* **JOB**:
Extract the full set of records that follows, word for word.

* **MATERIAL SHOWN**:
▬▬▬▬▬▬
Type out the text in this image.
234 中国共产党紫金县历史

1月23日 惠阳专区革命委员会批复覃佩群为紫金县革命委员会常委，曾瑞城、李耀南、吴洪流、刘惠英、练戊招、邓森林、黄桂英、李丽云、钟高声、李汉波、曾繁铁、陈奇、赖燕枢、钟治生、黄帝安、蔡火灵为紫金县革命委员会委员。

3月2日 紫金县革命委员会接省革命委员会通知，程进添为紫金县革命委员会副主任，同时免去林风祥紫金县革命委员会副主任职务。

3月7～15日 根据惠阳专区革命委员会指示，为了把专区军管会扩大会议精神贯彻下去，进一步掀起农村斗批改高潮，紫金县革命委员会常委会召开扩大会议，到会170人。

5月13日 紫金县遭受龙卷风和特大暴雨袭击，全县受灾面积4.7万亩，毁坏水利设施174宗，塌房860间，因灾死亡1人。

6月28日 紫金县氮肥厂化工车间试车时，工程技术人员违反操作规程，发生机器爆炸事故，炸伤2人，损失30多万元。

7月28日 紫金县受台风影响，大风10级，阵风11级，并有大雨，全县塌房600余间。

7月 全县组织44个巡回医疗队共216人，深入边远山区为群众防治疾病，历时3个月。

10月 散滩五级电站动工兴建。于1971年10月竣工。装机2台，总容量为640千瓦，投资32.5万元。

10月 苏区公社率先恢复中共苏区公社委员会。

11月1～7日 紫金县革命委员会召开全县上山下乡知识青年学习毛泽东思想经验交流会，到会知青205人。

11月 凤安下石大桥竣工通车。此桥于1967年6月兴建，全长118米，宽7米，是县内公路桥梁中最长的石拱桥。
▬▬▬▬▬▬
* **OUTPUT BELOW**:
Type out the text in this image.
234 中国共产党紫金县历史

1月23日 惠阳专区革命委员会批复覃佩群为紫金县革命委员会常委，曾瑞城、李耀南、吴洪流、刘惠英、练戊招、邓森林、黄桂英、李丽云、钟高声、李汉波、曾繁铁、陈奇、赖燕枢、钟治生、黄帝安、蔡火灵为紫金县革命委员会委员。

3月2日 紫金县革命委员会接省革命委员会通知，程进添为紫金县革命委员会副主任，同时免去林风祥紫金县革命委员会副主任职务。

3月7～15日 根据惠阳专区革命委员会指示，为了把专区军管会扩大会议精神贯彻下去，进一步掀起农村斗批改高潮，紫金县革命委员会常委会召开扩大会议，到会170人。

5月13日 紫金县遭受龙卷风和特大暴雨袭击，全县受灾面积4.7万亩，毁坏水利设施174宗，塌房860间，因灾死亡1人。

6月28日 紫金县氮肥厂化工车间试车时，工程技术人员违反操作规程，发生机器爆炸事故，炸伤2人，损失30多万元。

7月28日 紫金县受台风影响，大风10级，阵风11级，并有大雨，全县塌房600余间。

7月 全县组织44个巡回医疗队共216人，深入边远山区为群众防治疾病，历时3个月。

10月 散滩五级电站动工兴建。于1971年10月竣工。装机2台，总容量为640千瓦，投资32.5万元。

10月 苏区公社率先恢复中共苏区公社委员会。

11月1～7日 紫金县革命委员会召开全县上山下乡知识青年学习毛泽东思想经验交流会，到会知青205人。

11月 凤安下石大桥竣工通车。此桥于1967年6月兴建，全长118米，宽7米，是县内公路桥梁中最长的石拱桥。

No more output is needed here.